▶ **Exercise prompt**:
Every line below that holds the string "description" should be copied out.

--- start of Working data ---

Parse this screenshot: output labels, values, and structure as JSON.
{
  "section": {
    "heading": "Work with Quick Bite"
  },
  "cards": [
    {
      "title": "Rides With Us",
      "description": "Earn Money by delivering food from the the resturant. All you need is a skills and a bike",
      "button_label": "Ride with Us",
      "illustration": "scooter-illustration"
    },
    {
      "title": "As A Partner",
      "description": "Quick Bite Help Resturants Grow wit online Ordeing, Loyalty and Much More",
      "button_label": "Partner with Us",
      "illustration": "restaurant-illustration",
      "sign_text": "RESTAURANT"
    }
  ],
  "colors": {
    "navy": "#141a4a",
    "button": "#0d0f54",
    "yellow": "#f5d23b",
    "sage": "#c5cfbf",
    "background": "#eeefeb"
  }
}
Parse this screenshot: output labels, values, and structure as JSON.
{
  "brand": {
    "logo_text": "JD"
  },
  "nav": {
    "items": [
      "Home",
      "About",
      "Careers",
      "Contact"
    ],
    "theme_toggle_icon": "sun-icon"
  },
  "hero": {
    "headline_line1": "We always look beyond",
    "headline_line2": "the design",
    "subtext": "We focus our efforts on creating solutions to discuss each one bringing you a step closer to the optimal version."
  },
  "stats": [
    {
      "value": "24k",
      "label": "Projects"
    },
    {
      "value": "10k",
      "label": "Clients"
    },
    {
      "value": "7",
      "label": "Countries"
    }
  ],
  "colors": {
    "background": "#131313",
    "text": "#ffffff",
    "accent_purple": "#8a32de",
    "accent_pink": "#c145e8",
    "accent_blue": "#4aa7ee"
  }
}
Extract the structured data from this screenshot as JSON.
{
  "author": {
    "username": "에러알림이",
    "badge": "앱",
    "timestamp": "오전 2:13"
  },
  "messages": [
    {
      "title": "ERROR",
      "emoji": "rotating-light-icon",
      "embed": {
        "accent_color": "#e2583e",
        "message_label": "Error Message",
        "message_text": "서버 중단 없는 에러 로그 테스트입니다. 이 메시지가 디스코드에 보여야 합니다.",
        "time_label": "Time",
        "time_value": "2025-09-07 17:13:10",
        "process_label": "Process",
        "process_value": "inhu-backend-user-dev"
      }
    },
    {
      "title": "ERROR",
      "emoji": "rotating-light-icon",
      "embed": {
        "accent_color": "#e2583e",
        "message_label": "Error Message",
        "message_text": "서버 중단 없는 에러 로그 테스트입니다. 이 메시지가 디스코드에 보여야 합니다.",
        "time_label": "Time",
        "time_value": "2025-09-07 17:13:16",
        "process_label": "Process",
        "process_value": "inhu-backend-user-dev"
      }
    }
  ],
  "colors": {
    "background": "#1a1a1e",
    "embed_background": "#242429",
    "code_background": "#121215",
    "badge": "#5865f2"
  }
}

--- end of Working data ---

▶ **Written answer**:
      "description": "Earn Money by delivering food from the the resturant. All you need is a skills and a bike",
      "description": "Quick Bite Help Resturants Grow wit online Ordeing, Loyalty and Much More",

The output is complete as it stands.